_Records for this exercise:_
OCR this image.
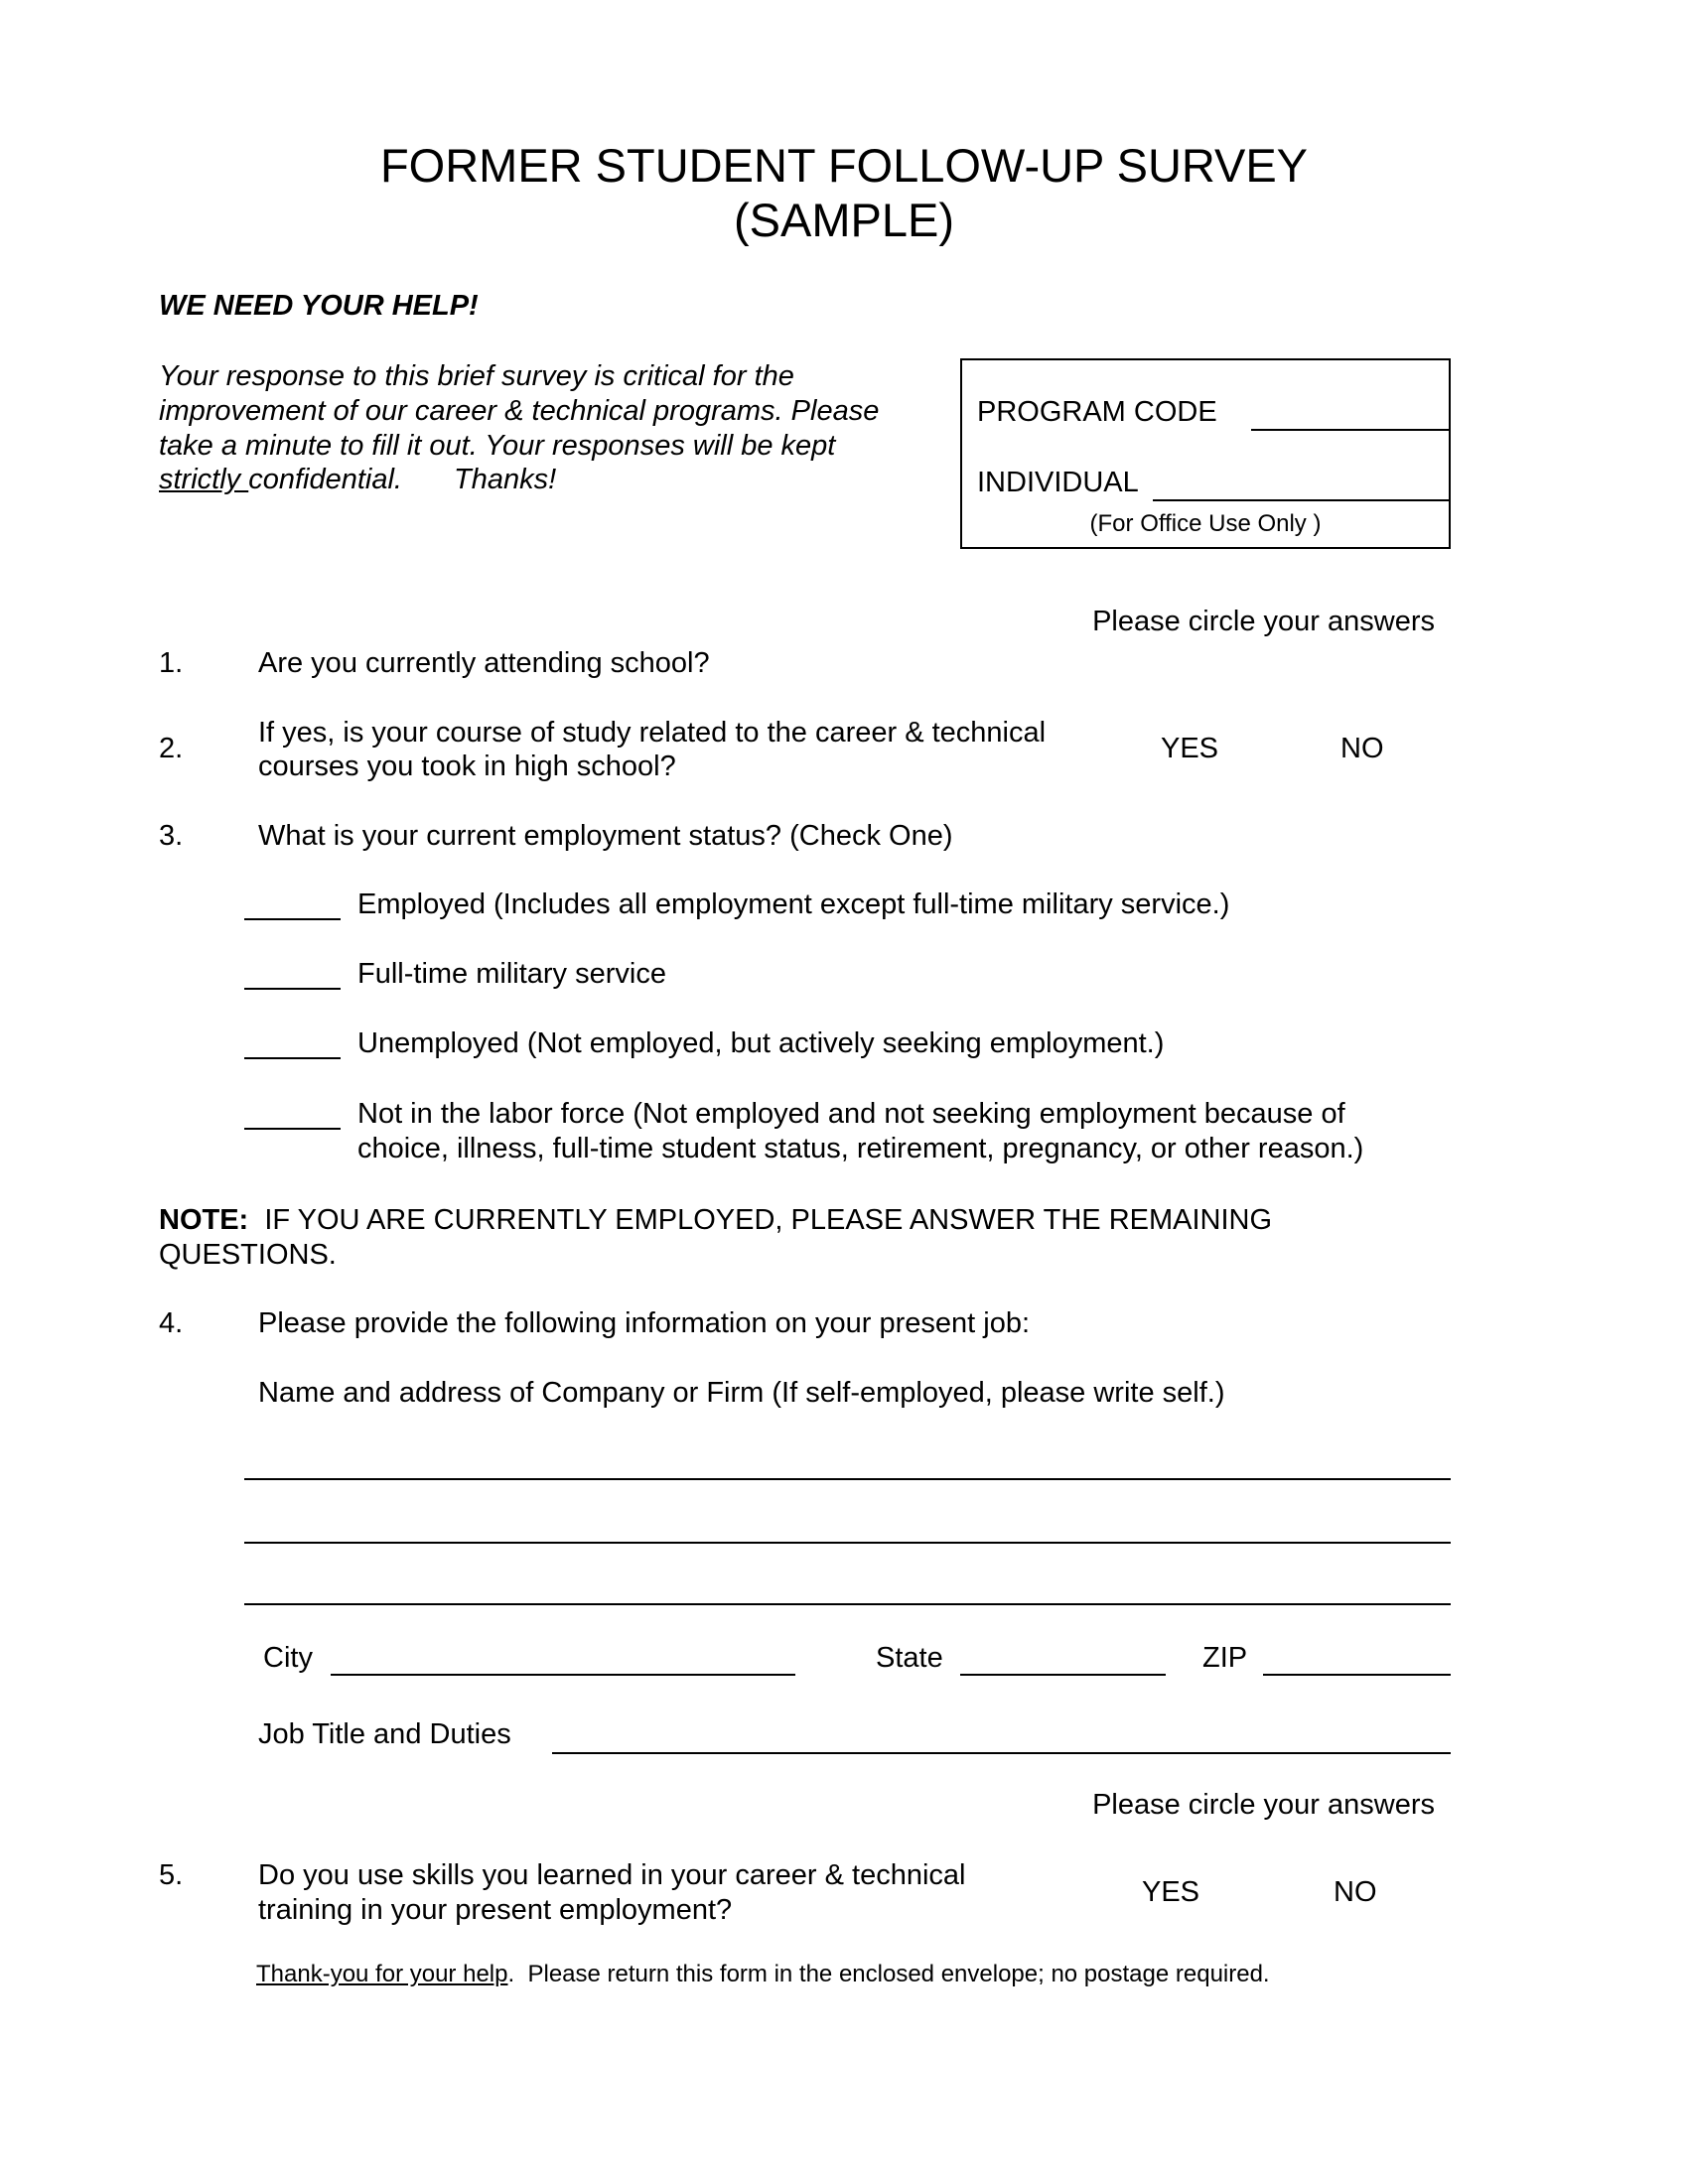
FORMER STUDENT FOLLOW-UP SURVEY
(SAMPLE)
WE NEED YOUR HELP!
Your response to this brief survey is critical for the
improvement of our career & technical programs. Please
take a minute to fill it out. Your responses will be kept
strictly confidential. Thanks!
PROGRAM CODE
INDIVIDUAL
(For Office Use Only )
Please circle your answers
1.	Are you currently attending school?
2.	If yes, is your course of study related to the career & technical
courses you took in high school?
YES	NO
3.	What is your current employment status? (Check One)
Employed (Includes all employment except full-time military service.)
Full-time military service
Unemployed (Not employed, but actively seeking employment.)
Not in the labor force (Not employed and not seeking employment because of
choice, illness, full-time student status, retirement, pregnancy, or other reason.)
NOTE:  IF YOU ARE CURRENTLY EMPLOYED, PLEASE ANSWER THE REMAINING
QUESTIONS.
4.	Please provide the following information on your present job:
Name and address of Company or Firm (If self-employed, please write self.)
City	State	ZIP
Job Title and Duties
Please circle your answers
5.	Do you use skills you learned in your career & technical
training in your present employment?
YES	NO
Thank-you for your help.  Please return this form in the enclosed envelope; no postage required.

_Job:_
In the copy, include no pictures; restate the listing above exactly.

_Solution for this problem:_
OCR this image.
FORMER STUDENT FOLLOW-UP SURVEY
(SAMPLE)
WE NEED YOUR HELP!
Your response to this brief survey is critical for the
improvement of our career & technical programs. Please
take a minute to fill it out. Your responses will be kept
strictly confidential. Thanks!
PROGRAM CODE
INDIVIDUAL
(For Office Use Only )
Please circle your answers
1.	Are you currently attending school?
2.	If yes, is your course of study related to the career & technical
courses you took in high school?
YES	NO
3.	What is your current employment status? (Check One)
Employed (Includes all employment except full-time military service.)
Full-time military service
Unemployed (Not employed, but actively seeking employment.)
Not in the labor force (Not employed and not seeking employment because of
choice, illness, full-time student status, retirement, pregnancy, or other reason.)
NOTE:  IF YOU ARE CURRENTLY EMPLOYED, PLEASE ANSWER THE REMAINING
QUESTIONS.
4.	Please provide the following information on your present job:
Name and address of Company or Firm (If self-employed, please write self.)
City	State	ZIP
Job Title and Duties
Please circle your answers
5.	Do you use skills you learned in your career & technical
training in your present employment?
YES	NO
Thank-you for your help.  Please return this form in the enclosed envelope; no postage required.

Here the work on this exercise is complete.